- STATED PROBLEM -
Copy each line holding the string "image".

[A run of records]
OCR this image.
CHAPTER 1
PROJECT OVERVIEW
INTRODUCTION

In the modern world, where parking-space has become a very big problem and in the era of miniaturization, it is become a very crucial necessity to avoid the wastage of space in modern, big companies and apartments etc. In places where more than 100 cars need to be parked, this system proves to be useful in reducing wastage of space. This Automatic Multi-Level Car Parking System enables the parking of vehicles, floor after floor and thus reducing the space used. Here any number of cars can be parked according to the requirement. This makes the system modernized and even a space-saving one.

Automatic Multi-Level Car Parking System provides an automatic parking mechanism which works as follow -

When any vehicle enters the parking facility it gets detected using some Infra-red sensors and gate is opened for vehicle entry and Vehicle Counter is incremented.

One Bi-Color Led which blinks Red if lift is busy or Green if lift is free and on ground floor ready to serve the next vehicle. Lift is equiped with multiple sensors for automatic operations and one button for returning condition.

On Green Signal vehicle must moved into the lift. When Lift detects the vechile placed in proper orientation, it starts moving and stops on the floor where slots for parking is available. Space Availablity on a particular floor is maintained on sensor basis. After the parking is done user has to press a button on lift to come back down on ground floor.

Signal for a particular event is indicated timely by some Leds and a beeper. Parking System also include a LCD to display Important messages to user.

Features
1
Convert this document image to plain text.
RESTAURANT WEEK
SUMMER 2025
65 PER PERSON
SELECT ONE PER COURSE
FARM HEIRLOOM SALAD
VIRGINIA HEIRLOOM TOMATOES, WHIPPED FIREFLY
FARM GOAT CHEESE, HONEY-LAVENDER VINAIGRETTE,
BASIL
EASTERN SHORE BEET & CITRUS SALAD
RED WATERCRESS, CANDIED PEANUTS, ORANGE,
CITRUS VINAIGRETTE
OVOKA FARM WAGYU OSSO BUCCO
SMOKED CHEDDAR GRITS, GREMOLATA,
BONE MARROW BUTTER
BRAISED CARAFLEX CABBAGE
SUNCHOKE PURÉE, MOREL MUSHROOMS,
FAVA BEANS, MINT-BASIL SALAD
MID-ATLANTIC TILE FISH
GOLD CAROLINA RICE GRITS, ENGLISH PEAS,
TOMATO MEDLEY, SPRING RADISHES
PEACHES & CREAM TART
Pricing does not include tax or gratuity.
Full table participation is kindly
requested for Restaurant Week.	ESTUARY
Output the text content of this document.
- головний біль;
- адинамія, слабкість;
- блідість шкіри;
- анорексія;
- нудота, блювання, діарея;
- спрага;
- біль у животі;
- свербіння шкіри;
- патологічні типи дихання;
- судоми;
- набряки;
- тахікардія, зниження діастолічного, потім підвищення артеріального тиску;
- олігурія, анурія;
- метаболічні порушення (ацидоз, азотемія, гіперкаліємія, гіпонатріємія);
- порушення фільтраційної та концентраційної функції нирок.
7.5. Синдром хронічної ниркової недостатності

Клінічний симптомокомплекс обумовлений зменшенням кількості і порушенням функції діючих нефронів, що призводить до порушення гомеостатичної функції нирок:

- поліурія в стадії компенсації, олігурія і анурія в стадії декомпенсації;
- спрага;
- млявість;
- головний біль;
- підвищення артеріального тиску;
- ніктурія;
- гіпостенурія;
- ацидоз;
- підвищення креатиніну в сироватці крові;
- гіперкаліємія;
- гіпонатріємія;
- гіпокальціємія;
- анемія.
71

- WRITTEN ANSWER -
OCR this image.
Convert this document image to plain text.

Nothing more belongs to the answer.